### Set exercise
Lay out every line of the records below as a Markdown table with the columns Row and Line. Number the rows in order and leave out blank lines.
----- Data section
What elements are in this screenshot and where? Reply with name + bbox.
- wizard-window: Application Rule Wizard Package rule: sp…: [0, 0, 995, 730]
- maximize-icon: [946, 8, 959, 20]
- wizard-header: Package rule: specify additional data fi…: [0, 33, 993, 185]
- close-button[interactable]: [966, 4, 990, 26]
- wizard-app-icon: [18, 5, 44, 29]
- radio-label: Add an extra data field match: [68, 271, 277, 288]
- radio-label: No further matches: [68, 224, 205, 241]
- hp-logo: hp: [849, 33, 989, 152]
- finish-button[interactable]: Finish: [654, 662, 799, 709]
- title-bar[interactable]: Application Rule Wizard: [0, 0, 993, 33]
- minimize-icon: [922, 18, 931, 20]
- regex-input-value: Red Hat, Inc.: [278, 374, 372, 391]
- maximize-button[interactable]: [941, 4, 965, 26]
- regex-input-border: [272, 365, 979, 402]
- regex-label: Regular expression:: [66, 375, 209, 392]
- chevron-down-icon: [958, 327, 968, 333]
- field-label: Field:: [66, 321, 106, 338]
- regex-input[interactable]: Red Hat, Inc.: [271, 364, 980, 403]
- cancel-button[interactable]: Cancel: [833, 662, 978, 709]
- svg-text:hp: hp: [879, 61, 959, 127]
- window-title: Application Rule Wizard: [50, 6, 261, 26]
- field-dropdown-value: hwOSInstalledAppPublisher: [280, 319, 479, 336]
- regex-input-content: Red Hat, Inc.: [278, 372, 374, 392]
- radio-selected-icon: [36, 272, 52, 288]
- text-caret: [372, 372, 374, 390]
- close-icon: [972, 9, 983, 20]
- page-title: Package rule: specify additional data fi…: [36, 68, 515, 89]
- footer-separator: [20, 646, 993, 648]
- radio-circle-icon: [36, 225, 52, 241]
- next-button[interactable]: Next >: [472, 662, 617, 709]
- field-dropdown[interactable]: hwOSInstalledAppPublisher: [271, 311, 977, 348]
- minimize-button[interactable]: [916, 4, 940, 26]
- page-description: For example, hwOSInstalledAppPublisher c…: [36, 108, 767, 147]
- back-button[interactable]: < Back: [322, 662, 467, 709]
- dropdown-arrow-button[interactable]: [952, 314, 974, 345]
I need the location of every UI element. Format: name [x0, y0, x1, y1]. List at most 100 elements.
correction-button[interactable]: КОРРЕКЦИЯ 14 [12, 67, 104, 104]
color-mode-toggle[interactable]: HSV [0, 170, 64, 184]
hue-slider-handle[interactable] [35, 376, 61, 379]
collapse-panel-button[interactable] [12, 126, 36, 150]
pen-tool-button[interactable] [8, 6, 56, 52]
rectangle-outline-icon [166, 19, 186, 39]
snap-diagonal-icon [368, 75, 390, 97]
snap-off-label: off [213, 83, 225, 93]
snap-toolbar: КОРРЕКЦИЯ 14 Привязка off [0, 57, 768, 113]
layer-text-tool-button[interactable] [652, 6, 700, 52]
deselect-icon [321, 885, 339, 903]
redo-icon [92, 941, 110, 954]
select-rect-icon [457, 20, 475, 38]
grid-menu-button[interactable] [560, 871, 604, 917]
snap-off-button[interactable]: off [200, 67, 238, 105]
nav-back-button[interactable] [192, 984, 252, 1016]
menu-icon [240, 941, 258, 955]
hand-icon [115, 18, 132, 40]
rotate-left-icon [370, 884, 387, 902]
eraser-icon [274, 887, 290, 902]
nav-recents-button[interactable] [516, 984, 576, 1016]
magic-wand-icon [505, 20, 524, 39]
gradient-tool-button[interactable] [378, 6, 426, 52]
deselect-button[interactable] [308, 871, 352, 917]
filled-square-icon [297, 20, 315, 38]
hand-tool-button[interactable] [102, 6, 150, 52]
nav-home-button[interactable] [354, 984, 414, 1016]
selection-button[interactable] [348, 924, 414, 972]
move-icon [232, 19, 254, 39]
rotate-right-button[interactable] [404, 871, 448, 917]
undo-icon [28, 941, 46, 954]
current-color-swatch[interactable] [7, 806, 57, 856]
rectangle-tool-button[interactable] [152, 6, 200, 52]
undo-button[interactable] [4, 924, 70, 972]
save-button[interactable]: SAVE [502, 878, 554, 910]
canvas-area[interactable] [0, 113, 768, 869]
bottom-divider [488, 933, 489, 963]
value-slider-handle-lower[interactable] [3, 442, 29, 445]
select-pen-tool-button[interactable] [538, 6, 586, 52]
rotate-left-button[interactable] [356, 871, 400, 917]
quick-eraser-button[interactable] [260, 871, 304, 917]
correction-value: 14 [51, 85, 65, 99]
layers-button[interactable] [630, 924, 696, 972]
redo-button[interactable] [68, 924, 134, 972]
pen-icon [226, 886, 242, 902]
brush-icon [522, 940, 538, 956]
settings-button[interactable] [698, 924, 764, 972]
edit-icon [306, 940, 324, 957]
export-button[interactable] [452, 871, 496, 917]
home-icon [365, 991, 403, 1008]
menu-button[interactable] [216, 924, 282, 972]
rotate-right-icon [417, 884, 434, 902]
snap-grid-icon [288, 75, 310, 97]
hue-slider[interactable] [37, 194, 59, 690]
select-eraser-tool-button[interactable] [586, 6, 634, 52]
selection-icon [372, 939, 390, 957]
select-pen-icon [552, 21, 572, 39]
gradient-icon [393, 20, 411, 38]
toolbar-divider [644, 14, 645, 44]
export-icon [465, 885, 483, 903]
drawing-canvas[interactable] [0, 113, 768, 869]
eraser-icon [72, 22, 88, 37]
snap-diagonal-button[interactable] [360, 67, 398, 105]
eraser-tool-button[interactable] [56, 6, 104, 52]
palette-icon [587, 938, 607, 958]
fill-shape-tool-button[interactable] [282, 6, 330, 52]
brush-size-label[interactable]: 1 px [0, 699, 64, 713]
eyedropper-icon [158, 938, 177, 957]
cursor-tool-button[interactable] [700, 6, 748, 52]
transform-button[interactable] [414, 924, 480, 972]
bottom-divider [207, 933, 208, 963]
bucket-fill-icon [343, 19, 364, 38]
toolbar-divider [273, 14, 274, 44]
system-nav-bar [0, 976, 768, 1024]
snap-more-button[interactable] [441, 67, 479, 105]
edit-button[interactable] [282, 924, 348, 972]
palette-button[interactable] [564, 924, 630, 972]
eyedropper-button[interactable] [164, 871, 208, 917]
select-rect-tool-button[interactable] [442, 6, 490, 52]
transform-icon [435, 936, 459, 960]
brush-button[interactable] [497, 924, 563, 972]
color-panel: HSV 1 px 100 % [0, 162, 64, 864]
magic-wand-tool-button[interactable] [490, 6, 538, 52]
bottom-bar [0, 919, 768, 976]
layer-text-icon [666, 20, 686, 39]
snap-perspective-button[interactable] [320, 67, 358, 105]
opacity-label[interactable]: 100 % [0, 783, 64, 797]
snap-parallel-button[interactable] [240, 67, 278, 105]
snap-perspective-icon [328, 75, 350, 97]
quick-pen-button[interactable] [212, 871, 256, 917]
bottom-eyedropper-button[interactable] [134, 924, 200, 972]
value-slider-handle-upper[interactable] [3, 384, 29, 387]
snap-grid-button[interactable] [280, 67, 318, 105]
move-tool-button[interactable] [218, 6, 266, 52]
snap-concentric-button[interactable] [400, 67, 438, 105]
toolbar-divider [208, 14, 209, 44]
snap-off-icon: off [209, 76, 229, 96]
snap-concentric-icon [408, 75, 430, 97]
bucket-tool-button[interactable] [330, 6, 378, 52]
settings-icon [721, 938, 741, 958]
----------
### Solution below
| Row | Line |
|---|---|
| 1 | What elements are in this screenshot and where? Reply with name + bbox. |
| 2 | - wizard-window: Application Rule Wizard Package rule: sp…: [0, 0, 995, 730] |
| 3 | - maximize-icon: [946, 8, 959, 20] |
| 4 | - wizard-header: Package rule: specify additional data fi…: [0, 33, 993, 185] |
| 5 | - close-button[interactable]: [966, 4, 990, 26] |
| 6 | - wizard-app-icon: [18, 5, 44, 29] |
| 7 | - radio-label: Add an extra data field match: [68, 271, 277, 288] |
| 8 | - radio-label: No further matches: [68, 224, 205, 241] |
| 9 | - hp-logo: hp: [849, 33, 989, 152] |
| 10 | - finish-button[interactable]: Finish: [654, 662, 799, 709] |
| 11 | - title-bar[interactable]: Application Rule Wizard: [0, 0, 993, 33] |
| 12 | - minimize-icon: [922, 18, 931, 20] |
| 13 | - regex-input-value: Red Hat, Inc.: [278, 374, 372, 391] |
| 14 | - maximize-button[interactable]: [941, 4, 965, 26] |
| 15 | - regex-input-border: [272, 365, 979, 402] |
| 16 | - regex-label: Regular expression:: [66, 375, 209, 392] |
| 17 | - chevron-down-icon: [958, 327, 968, 333] |
| 18 | - field-label: Field:: [66, 321, 106, 338] |
| 19 | - regex-input[interactable]: Red Hat, Inc.: [271, 364, 980, 403] |
| 20 | - cancel-button[interactable]: Cancel: [833, 662, 978, 709] |
| 21 | - svg-text:hp: hp: [879, 61, 959, 127] |
| 22 | - window-title: Application Rule Wizard: [50, 6, 261, 26] |
| 23 | - field-dropdown-value: hwOSInstalledAppPublisher: [280, 319, 479, 336] |
| 24 | - regex-input-content: Red Hat, Inc.: [278, 372, 374, 392] |
| 25 | - radio-selected-icon: [36, 272, 52, 288] |
| 26 | - text-caret: [372, 372, 374, 390] |
| 27 | - close-icon: [972, 9, 983, 20] |
| 28 | - page-title: Package rule: specify additional data fi…: [36, 68, 515, 89] |
| 29 | - footer-separator: [20, 646, 993, 648] |
| 30 | - radio-circle-icon: [36, 225, 52, 241] |
| 31 | - next-button[interactable]: Next >: [472, 662, 617, 709] |
| 32 | - field-dropdown[interactable]: hwOSInstalledAppPublisher: [271, 311, 977, 348] |
| 33 | - minimize-button[interactable]: [916, 4, 940, 26] |
| 34 | - page-description: For example, hwOSInstalledAppPublisher c…: [36, 108, 767, 147] |
| 35 | - back-button[interactable]: < Back: [322, 662, 467, 709] |
| 36 | - dropdown-arrow-button[interactable]: [952, 314, 974, 345] |
| 37 | I need the location of every UI element. Format: name [x0, y0, x1, y1]. List at most 100 elements. |
| 38 | correction-button[interactable]: КОРРЕКЦИЯ 14 [12, 67, 104, 104] |
| 39 | color-mode-toggle[interactable]: HSV [0, 170, 64, 184] |
| 40 | hue-slider-handle[interactable] [35, 376, 61, 379] |
| 41 | collapse-panel-button[interactable] [12, 126, 36, 150] |
| 42 | pen-tool-button[interactable] [8, 6, 56, 52] |
| 43 | rectangle-outline-icon [166, 19, 186, 39] |
| 44 | snap-diagonal-icon [368, 75, 390, 97] |
| 45 | snap-off-label: off [213, 83, 225, 93] |
| 46 | snap-toolbar: КОРРЕКЦИЯ 14 Привязка off [0, 57, 768, 113] |
| 47 | layer-text-tool-button[interactable] [652, 6, 700, 52] |
| 48 | deselect-icon [321, 885, 339, 903] |
| 49 | redo-icon [92, 941, 110, 954] |
| 50 | select-rect-icon [457, 20, 475, 38] |
| 51 | grid-menu-button[interactable] [560, 871, 604, 917] |
| 52 | snap-off-button[interactable]: off [200, 67, 238, 105] |
| 53 | nav-back-button[interactable] [192, 984, 252, 1016] |
| 54 | menu-icon [240, 941, 258, 955] |
| 55 | hand-icon [115, 18, 132, 40] |
| 56 | rotate-left-icon [370, 884, 387, 902] |
| 57 | eraser-icon [274, 887, 290, 902] |
| 58 | nav-recents-button[interactable] [516, 984, 576, 1016] |
| 59 | magic-wand-icon [505, 20, 524, 39] |
| 60 | gradient-tool-button[interactable] [378, 6, 426, 52] |
| 61 | deselect-button[interactable] [308, 871, 352, 917] |
| 62 | filled-square-icon [297, 20, 315, 38] |
| 63 | hand-tool-button[interactable] [102, 6, 150, 52] |
| 64 | nav-home-button[interactable] [354, 984, 414, 1016] |
| 65 | selection-button[interactable] [348, 924, 414, 972] |
| 66 | move-icon [232, 19, 254, 39] |
| 67 | rotate-right-button[interactable] [404, 871, 448, 917] |
| 68 | undo-icon [28, 941, 46, 954] |
| 69 | current-color-swatch[interactable] [7, 806, 57, 856] |
| 70 | rectangle-tool-button[interactable] [152, 6, 200, 52] |
| 71 | undo-button[interactable] [4, 924, 70, 972] |
| 72 | save-button[interactable]: SAVE [502, 878, 554, 910] |
| 73 | canvas-area[interactable] [0, 113, 768, 869] |
| 74 | bottom-divider [488, 933, 489, 963] |
| 75 | value-slider-handle-lower[interactable] [3, 442, 29, 445] |
| 76 | select-pen-tool-button[interactable] [538, 6, 586, 52] |
| 77 | rotate-left-button[interactable] [356, 871, 400, 917] |
| 78 | quick-eraser-button[interactable] [260, 871, 304, 917] |
| 79 | correction-value: 14 [51, 85, 65, 99] |
| 80 | layers-button[interactable] [630, 924, 696, 972] |
| 81 | redo-button[interactable] [68, 924, 134, 972] |
| 82 | pen-icon [226, 886, 242, 902] |
| 83 | brush-icon [522, 940, 538, 956] |
| 84 | settings-button[interactable] [698, 924, 764, 972] |
| 85 | edit-icon [306, 940, 324, 957] |
| 86 | export-button[interactable] [452, 871, 496, 917] |
| 87 | home-icon [365, 991, 403, 1008] |
| 88 | menu-button[interactable] [216, 924, 282, 972] |
| 89 | rotate-right-icon [417, 884, 434, 902] |
| 90 | snap-grid-icon [288, 75, 310, 97] |
| 91 | hue-slider[interactable] [37, 194, 59, 690] |
| 92 | select-eraser-tool-button[interactable] [586, 6, 634, 52] |
| 93 | selection-icon [372, 939, 390, 957] |
| 94 | select-pen-icon [552, 21, 572, 39] |
| 95 | gradient-icon [393, 20, 411, 38] |
| 96 | toolbar-divider [644, 14, 645, 44] |
| 97 | export-icon [465, 885, 483, 903] |
| 98 | drawing-canvas[interactable] [0, 113, 768, 869] |
| 99 | eraser-icon [72, 22, 88, 37] |
| 100 | snap-diagonal-button[interactable] [360, 67, 398, 105] |
| 101 | eraser-tool-button[interactable] [56, 6, 104, 52] |
| 102 | palette-icon [587, 938, 607, 958] |
| 103 | fill-shape-tool-button[interactable] [282, 6, 330, 52] |
| 104 | brush-size-label[interactable]: 1 px [0, 699, 64, 713] |
| 105 | eyedropper-icon [158, 938, 177, 957] |
| 106 | cursor-tool-button[interactable] [700, 6, 748, 52] |
| 107 | transform-button[interactable] [414, 924, 480, 972] |
| 108 | bottom-divider [207, 933, 208, 963] |
| 109 | bucket-fill-icon [343, 19, 364, 38] |
| 110 | toolbar-divider [273, 14, 274, 44] |
| 111 | system-nav-bar [0, 976, 768, 1024] |
| 112 | snap-more-button[interactable] [441, 67, 479, 105] |
| 113 | edit-button[interactable] [282, 924, 348, 972] |
| 114 | palette-button[interactable] [564, 924, 630, 972] |
| 115 | eyedropper-button[interactable] [164, 871, 208, 917] |
| 116 | select-rect-tool-button[interactable] [442, 6, 490, 52] |
| 117 | transform-icon [435, 936, 459, 960] |
| 118 | brush-button[interactable] [497, 924, 563, 972] |
| 119 | color-panel: HSV 1 px 100 % [0, 162, 64, 864] |
| 120 | magic-wand-tool-button[interactable] [490, 6, 538, 52] |
| 121 | bottom-bar [0, 919, 768, 976] |
| 122 | layer-text-icon [666, 20, 686, 39] |
| 123 | snap-perspective-button[interactable] [320, 67, 358, 105] |
| 124 | opacity-label[interactable]: 100 % [0, 783, 64, 797] |
| 125 | snap-parallel-button[interactable] [240, 67, 278, 105] |
| 126 | snap-perspective-icon [328, 75, 350, 97] |
| 127 | quick-pen-button[interactable] [212, 871, 256, 917] |
| 128 | bottom-eyedropper-button[interactable] [134, 924, 200, 972] |
| 129 | value-slider-handle-upper[interactable] [3, 384, 29, 387] |
| 130 | snap-grid-button[interactable] [280, 67, 318, 105] |
| 131 | move-tool-button[interactable] [218, 6, 266, 52] |
| 132 | snap-concentric-button[interactable] [400, 67, 438, 105] |
| 133 | toolbar-divider [208, 14, 209, 44] |
| 134 | snap-off-icon: off [209, 76, 229, 96] |
| 135 | snap-concentric-icon [408, 75, 430, 97] |
| 136 | bucket-tool-button[interactable] [330, 6, 378, 52] |
| 137 | settings-icon [721, 938, 741, 958] |